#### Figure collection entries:
****************

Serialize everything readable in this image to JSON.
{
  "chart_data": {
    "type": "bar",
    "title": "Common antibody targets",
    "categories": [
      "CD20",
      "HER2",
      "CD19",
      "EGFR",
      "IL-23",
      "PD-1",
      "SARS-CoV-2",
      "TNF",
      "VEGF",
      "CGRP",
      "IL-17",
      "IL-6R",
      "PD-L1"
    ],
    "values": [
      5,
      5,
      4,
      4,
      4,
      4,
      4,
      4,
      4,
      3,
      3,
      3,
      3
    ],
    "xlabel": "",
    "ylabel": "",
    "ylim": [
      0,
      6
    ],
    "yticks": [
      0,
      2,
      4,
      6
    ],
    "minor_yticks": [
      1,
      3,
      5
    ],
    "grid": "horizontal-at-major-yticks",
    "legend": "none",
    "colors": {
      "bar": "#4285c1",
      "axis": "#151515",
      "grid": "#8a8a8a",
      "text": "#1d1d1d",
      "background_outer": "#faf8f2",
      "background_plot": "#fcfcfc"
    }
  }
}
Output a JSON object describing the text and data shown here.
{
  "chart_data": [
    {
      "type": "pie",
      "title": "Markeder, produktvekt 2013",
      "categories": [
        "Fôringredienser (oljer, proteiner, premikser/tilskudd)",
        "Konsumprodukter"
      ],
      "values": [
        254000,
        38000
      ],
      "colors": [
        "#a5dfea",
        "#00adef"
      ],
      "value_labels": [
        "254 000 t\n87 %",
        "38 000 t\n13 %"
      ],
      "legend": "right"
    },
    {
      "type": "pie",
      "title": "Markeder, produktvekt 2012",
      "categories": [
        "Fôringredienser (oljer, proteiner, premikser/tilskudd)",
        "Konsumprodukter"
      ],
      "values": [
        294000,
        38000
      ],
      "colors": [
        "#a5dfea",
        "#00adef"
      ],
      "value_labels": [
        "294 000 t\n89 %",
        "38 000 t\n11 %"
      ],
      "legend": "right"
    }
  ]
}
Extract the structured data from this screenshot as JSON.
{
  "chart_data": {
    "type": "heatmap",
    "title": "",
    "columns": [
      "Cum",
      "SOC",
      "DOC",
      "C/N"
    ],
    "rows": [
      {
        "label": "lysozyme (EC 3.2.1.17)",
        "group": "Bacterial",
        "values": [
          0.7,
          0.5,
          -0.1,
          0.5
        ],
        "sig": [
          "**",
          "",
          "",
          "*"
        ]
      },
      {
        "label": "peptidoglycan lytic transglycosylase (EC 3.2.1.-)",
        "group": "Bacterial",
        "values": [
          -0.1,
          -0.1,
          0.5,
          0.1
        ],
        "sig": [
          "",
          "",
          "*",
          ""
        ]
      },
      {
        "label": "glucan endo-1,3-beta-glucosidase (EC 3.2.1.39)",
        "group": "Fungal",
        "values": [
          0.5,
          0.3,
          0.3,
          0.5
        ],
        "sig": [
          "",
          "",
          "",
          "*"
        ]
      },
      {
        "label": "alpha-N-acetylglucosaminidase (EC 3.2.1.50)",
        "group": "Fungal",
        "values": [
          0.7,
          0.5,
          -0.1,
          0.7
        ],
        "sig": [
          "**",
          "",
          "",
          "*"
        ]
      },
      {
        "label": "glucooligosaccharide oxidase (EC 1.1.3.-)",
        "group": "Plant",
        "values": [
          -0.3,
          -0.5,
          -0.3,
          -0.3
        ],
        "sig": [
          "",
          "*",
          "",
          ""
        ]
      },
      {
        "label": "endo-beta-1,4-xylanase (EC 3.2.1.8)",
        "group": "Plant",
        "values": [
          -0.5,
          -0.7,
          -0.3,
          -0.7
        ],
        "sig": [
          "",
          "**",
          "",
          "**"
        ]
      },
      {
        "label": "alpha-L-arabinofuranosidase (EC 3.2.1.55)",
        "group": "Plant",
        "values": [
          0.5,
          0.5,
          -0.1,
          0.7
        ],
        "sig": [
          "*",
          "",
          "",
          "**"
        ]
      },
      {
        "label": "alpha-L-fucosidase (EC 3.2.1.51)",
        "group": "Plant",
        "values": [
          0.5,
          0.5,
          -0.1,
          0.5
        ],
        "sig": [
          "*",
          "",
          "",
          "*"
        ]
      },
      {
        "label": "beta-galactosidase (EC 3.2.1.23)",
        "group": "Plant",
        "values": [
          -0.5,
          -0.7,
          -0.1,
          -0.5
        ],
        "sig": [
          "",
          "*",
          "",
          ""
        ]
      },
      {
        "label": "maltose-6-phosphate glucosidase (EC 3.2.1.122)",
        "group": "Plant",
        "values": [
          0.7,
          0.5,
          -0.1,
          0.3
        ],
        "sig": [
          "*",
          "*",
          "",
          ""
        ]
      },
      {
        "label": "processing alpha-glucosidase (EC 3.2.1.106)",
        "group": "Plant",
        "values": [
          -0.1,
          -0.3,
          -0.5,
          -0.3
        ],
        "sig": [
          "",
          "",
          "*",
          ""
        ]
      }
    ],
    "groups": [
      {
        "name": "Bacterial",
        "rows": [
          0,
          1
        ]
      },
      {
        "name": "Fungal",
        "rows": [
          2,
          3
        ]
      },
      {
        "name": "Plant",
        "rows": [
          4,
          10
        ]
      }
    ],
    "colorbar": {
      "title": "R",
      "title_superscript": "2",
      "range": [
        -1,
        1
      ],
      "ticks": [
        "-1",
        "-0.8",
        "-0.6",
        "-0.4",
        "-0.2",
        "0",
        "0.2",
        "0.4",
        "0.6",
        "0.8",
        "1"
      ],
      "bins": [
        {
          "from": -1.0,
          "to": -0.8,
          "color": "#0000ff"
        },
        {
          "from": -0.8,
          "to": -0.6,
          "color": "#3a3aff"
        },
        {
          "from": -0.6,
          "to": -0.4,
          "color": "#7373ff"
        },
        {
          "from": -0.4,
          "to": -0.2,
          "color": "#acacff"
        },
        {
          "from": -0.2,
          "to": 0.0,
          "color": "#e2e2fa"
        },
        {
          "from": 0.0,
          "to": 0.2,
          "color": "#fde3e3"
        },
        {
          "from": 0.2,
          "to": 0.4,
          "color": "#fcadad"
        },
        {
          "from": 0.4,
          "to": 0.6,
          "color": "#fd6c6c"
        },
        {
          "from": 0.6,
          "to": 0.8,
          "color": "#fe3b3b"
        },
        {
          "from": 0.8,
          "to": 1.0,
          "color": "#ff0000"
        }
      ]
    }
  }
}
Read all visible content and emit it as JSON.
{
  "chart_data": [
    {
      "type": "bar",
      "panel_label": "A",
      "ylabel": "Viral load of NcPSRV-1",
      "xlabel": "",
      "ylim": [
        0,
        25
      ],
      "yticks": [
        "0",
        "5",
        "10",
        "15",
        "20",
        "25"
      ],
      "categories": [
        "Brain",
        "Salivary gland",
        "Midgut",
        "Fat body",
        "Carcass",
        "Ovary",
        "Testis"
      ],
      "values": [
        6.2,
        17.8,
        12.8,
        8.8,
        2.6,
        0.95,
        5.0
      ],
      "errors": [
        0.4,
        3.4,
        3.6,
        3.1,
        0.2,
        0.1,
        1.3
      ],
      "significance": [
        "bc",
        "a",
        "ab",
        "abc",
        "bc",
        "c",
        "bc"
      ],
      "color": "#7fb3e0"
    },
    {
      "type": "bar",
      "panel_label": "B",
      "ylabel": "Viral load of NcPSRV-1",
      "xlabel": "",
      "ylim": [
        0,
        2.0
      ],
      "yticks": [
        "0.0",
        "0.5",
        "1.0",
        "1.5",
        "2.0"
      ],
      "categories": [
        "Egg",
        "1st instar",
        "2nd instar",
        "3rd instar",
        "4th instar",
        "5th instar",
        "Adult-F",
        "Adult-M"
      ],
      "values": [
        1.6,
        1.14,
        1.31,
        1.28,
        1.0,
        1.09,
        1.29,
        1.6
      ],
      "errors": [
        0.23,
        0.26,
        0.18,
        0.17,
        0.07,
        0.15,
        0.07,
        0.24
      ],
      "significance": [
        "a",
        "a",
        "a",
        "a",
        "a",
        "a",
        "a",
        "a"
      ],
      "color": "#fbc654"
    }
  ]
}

****************

#### Assignment:
Give back exactly the lines from the one that contains "Read all visible content and emit it as JSON." to the end of the data above, both of those lines included.

#### Task output:
Read all visible content and emit it as JSON.
{
  "chart_data": [
    {
      "type": "bar",
      "panel_label": "A",
      "ylabel": "Viral load of NcPSRV-1",
      "xlabel": "",
      "ylim": [
        0,
        25
      ],
      "yticks": [
        "0",
        "5",
        "10",
        "15",
        "20",
        "25"
      ],
      "categories": [
        "Brain",
        "Salivary gland",
        "Midgut",
        "Fat body",
        "Carcass",
        "Ovary",
        "Testis"
      ],
      "values": [
        6.2,
        17.8,
        12.8,
        8.8,
        2.6,
        0.95,
        5.0
      ],
      "errors": [
        0.4,
        3.4,
        3.6,
        3.1,
        0.2,
        0.1,
        1.3
      ],
      "significance": [
        "bc",
        "a",
        "ab",
        "abc",
        "bc",
        "c",
        "bc"
      ],
      "color": "#7fb3e0"
    },
    {
      "type": "bar",
      "panel_label": "B",
      "ylabel": "Viral load of NcPSRV-1",
      "xlabel": "",
      "ylim": [
        0,
        2.0
      ],
      "yticks": [
        "0.0",
        "0.5",
        "1.0",
        "1.5",
        "2.0"
      ],
      "categories": [
        "Egg",
        "1st instar",
        "2nd instar",
        "3rd instar",
        "4th instar",
        "5th instar",
        "Adult-F",
        "Adult-M"
      ],
      "values": [
        1.6,
        1.14,
        1.31,
        1.28,
        1.0,
        1.09,
        1.29,
        1.6
      ],
      "errors": [
        0.23,
        0.26,
        0.18,
        0.17,
        0.07,
        0.15,
        0.07,
        0.24
      ],
      "significance": [
        "a",
        "a",
        "a",
        "a",
        "a",
        "a",
        "a",
        "a"
      ],
      "color": "#fbc654"
    }
  ]
}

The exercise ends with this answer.